◆ **WRITTEN EXERCISE 1**:
Using the passage on the nineteenth-century Copper Age debate, answer the following:
(a) In what year did Innocenzo Regazzoni publish his monograph, and what was its title?
(b) In which city, and in what year, was the ninth Congrès international d’anthropologie et d’archéologie préhistoriques held?
(c) According to Chantre, in which country had the most copper artefacts been found to date?
◆ **WRITTEN EXERCISE 2**:
Extend the passage on the nineteenth-century Copper Age debate by writing what follows its final sentence.

◆ **DOCUMENT SEGMENT**:

_ _ _ _ _ _ _

In 1878, the Italian, Innocenzo Regazzoni, discussed the concept of the Copper Age in his monograph L’uomo preistorico nella provincia di Como. His discourse is of interest, as he clearly understood Wilde as well as Lubbock to have posited a Copper Age, but his conclusions are conventional for the period—he allowed for a Copper Age in North America, but argued that pure copper artefacts were so rare in Europe and particularly in Italy that ‘if in some places this metal was known and used before bronze, this was of no importance and did not last long enough to constitute a true Copper Age’ (Regazzoni 1878, p. 82; my translation). Regazzoni’s book was reviewed, rather harshly and at length, by Pellegrino Strobel in the Italian national prehistory journal, the Bullettino di Paletnologia Italiana, and indeed Strobel explicitly mentions Regazzoni’s discussion of the Copper Age question (Strobel 1878, p. 148).

The ninth Congrès international d’anthropologie et d’archéologie préhistoriques was held in Lisbon in 1880, and the Copper Age was again one of the official themes for discussion, except that the question was no longer whether such an age existed, but how it could be recognised: ‘D’après quels faits peut-on reconnaître la transition de l’âge de la pierre polie à celui du cuivre ou des métaux en Portugal?’ (‘What evidence can be adduced to identify the transition from the age of polished stone [the Neolithic] to the copper or metal age in Portugal?’, my translation) (Congrès1884, p. xi). Juan Vilanova y Piera presented a paper arguing for the local development of metallurgy in Spain, conflating the existence of a Copper Age with local development of metallurgy (Vilanova 1884). It is interesting that he refers to megalithic tombs dating to ‘l’âge de la pierre polie, du cuivre, du bronze etc.’ (‘the age of polished stone, of copper of bronze, etc.’, my translation) (Vilanova 1884, p. 353), a rhetorical device that suggests that he felt that the existence of a Copper Age no longer needed justifying. But in the debate that followed, the French prehistorians contested his conclusions. Chantre—while not excluding a priori the existence of a Copper Age in Spain—expressed the opinion that it was not proven. His argument was the lack of analyses, but also the dominant hypothesis that the knowledge of metallurgy was introduced from the East, and Chantre stressed that even in Hungary, where the most copper artefacts had been found to date, the existence of a Copper Age was still not proven (Vilanova 1884, pp. 355–356). Gabriel de Mortillet also refused to accept Vilanova’s model, on the grounds that artefacts were made in copper when tin was in short supply and (erroneously) that the axes that Vilanova claimed were copper were of forms datable to late in the Bronze Age (Vilanova 1884, p. 357). Likewise, Cartailhac, in his Rapport sur la session de Lisbonne, published immediately after the congress, was critical, commenting that ‘M. Vilanova parle dans les termes très-vagues de l’âge du bronze en Espagne et de l’âge du cuivre qui l’a précédé’ (‘Mr Vilanova speaks in very vague terms of the Bronze Age in Spain and the Copper Age which preceded it’, my translation) and giving much space to the objections raised (Cartailhac 1880, p. 74).

_ _ _ _ _ _ _

◆ **SUPPLIED INFORMATION**:
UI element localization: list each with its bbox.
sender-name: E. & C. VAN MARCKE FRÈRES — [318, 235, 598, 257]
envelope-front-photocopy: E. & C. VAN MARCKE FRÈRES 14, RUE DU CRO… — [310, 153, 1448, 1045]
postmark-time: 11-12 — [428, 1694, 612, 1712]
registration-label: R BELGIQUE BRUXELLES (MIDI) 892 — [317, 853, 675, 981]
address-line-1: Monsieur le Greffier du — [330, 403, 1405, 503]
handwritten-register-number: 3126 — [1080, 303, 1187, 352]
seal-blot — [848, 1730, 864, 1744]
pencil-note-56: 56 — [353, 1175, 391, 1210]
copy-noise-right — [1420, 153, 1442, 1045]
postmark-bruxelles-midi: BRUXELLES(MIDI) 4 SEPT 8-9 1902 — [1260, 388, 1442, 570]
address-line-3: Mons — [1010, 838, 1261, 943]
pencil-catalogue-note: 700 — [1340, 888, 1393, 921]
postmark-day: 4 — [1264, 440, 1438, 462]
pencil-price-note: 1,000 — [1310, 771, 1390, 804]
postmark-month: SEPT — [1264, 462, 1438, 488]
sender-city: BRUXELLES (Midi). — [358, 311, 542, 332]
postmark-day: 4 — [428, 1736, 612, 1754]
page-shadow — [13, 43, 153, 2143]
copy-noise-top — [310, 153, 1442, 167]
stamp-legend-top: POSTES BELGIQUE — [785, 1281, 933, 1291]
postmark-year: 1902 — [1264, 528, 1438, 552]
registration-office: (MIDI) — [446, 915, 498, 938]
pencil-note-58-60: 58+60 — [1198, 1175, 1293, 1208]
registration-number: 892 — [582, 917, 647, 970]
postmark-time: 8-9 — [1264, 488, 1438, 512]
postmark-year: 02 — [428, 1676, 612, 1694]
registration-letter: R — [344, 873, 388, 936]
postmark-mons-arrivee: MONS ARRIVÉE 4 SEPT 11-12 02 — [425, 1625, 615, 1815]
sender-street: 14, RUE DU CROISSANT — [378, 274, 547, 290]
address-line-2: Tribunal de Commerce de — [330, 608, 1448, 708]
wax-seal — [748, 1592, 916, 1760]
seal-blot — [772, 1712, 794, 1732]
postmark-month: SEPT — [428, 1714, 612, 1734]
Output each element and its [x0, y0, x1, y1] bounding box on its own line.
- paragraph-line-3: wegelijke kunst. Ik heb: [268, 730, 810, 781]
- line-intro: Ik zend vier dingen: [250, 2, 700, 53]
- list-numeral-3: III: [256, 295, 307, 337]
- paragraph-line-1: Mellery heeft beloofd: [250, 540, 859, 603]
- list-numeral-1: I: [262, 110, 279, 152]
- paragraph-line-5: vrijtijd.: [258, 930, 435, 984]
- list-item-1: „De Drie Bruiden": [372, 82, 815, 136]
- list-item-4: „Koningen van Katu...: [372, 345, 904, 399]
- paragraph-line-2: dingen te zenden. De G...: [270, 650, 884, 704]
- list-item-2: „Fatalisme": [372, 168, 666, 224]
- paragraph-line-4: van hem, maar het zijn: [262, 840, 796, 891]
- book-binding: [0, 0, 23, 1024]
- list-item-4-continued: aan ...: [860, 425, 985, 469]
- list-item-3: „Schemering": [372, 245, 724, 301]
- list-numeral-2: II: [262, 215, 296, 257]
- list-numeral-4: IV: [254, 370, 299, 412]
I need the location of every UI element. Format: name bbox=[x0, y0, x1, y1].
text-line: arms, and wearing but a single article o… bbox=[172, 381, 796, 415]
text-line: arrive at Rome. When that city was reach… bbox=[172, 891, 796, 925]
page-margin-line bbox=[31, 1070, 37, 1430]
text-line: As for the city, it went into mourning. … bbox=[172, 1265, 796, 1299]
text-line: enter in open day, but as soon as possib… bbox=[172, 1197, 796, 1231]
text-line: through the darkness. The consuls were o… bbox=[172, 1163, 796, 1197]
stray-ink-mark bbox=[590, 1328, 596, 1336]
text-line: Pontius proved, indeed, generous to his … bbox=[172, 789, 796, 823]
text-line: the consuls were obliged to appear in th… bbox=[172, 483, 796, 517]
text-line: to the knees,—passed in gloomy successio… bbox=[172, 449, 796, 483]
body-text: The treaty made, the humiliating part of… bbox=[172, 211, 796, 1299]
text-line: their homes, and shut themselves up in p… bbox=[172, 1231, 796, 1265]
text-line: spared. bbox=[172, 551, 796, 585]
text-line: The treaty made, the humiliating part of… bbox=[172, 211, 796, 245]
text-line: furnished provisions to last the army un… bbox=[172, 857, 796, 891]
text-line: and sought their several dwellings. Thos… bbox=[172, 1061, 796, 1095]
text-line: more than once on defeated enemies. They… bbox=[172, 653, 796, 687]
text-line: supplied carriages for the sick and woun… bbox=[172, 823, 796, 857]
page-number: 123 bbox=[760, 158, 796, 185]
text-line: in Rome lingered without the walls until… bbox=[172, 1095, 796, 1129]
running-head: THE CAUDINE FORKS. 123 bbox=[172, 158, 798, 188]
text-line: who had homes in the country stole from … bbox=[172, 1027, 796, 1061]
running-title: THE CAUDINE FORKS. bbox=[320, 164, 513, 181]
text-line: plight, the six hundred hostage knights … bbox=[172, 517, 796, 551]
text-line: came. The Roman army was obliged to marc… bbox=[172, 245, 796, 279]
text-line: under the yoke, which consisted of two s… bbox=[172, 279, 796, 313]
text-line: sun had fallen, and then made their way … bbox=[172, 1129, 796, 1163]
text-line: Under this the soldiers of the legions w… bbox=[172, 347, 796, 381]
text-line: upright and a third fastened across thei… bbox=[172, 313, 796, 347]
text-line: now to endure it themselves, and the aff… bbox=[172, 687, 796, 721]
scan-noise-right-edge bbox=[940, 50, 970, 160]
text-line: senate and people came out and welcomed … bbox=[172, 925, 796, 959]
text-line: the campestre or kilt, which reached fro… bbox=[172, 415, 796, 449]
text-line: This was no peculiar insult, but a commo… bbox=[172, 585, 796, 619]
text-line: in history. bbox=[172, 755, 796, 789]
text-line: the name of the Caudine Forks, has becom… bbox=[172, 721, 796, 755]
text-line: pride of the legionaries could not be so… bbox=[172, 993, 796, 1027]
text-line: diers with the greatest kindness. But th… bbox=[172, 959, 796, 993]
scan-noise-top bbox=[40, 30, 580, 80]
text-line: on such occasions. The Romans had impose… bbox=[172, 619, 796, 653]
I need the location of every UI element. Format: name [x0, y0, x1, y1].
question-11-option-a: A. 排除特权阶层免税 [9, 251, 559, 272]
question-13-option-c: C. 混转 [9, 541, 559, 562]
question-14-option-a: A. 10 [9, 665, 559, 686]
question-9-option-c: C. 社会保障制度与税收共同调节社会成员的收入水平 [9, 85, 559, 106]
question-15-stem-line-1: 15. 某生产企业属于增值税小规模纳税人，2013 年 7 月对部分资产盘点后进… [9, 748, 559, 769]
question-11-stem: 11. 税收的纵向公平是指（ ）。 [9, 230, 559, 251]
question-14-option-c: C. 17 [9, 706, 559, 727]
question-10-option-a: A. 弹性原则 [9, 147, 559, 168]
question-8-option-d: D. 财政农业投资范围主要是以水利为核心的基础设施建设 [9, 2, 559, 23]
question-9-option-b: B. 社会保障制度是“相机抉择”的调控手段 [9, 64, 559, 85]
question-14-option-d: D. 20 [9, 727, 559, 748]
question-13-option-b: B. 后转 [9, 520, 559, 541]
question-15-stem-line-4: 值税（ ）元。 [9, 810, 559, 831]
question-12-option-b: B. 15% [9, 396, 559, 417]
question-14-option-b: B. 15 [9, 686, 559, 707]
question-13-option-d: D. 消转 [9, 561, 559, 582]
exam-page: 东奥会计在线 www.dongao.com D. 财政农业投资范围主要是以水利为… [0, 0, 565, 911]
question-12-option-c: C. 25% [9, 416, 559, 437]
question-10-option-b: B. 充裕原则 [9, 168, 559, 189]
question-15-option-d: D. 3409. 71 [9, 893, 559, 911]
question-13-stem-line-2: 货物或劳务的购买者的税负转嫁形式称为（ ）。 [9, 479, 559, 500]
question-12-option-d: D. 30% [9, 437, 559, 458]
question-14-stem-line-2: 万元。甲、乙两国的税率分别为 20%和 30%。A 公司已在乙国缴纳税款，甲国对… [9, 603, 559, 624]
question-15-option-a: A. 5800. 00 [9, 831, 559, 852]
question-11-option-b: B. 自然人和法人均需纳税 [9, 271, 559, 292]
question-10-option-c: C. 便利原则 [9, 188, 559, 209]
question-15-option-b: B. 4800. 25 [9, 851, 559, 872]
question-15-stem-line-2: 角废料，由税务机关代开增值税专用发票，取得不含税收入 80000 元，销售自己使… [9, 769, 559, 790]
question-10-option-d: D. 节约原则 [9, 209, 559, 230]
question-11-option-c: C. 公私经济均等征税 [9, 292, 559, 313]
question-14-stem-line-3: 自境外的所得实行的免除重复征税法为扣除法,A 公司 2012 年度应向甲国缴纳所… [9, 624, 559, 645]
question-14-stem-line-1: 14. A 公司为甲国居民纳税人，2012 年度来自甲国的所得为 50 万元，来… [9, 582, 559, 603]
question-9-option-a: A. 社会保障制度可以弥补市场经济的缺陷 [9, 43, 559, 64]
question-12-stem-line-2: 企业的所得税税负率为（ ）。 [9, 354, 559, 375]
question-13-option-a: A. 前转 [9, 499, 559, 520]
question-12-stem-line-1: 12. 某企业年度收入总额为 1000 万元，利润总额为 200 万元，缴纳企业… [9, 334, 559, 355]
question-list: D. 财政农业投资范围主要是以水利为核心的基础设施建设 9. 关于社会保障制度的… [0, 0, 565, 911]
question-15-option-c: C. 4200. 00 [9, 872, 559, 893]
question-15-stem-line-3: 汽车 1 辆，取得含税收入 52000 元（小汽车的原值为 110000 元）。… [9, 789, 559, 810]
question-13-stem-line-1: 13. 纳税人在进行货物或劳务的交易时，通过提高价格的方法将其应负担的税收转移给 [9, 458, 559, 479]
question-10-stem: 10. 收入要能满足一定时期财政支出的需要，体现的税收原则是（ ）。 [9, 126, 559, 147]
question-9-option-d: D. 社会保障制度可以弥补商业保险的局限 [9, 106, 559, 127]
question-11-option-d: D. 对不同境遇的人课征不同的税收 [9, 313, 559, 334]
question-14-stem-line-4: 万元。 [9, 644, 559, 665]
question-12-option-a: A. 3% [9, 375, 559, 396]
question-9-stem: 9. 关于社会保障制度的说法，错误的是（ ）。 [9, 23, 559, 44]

_ _ _ _ _ _ _

◆ **TASK RESPONSE 1**:
(a) 1878; L’uomo preistorico nella provincia di Como.
(b) Lisbon, in 1880.
(c) Hungary.

◆ **TASK RESPONSE 2**:
In 1881, Sir John Evans published The ancient bronze implements, weapons, and ornaments, of Great Britain and Ireland. This work, which followed an earlier systematic study of stone artefacts (Evans 1872), was published at the time when the Three Age System had only just come to be generally accepted in England (Rowley-Conwy 2007, pp. 235–285). It is therefore no surprise that Evans starts by reiterating the ‘three stages of progress represented by the Stone, Bronze, and Iron Periods’ (1881, p. 1). He talks of a ‘Copper Age’, saying that if it ‘existed in the Old World its home was in Asia or the most eastern part of Europe, and not in any western country’ (Evans 1881, p. 2), which seems to allow for a Hungarian Copper Age, but not for one in southern Spain. For Evans it was best documented in North America (1881, pp. 2–4). He then goes on to discuss in detail the classic formulation of the Three Age System (Evans 1881, pp. 4–26), which provided the chronological framework for his book, which discussed bronze artefacts mostly dating to the Bronze Age (Evans 1881, p. 26). Clearly, this detailed restatement of the Three Age System should be seen in the context of the slow acceptance of the scheme. It is perhaps not surprising that Evans was loath to accept a Copper Age in the British Isles, and indeed its application to the British sequence has remained controversial (Allen et al. 2012).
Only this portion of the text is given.